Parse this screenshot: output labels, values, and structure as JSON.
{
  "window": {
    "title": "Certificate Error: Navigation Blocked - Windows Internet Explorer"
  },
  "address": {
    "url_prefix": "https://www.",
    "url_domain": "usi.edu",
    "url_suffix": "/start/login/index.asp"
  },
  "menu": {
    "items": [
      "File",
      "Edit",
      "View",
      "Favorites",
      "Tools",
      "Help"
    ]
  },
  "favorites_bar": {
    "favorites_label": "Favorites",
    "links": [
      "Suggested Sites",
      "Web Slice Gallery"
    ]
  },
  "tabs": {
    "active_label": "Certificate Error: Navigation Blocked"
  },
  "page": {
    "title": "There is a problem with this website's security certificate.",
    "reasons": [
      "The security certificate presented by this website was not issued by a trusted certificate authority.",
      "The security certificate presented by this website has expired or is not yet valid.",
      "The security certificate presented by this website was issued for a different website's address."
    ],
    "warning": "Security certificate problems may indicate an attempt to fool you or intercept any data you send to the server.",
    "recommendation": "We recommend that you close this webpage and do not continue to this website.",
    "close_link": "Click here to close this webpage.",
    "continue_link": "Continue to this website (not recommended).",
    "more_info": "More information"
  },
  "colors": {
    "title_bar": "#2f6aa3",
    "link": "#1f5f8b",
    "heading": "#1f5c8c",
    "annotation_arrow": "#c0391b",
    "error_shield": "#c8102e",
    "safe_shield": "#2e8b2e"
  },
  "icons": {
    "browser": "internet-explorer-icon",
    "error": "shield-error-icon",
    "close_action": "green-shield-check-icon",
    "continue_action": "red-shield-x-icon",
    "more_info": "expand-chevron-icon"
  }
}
----
What is the number of lines above that hold the string "address"? Answer with that number alone.

2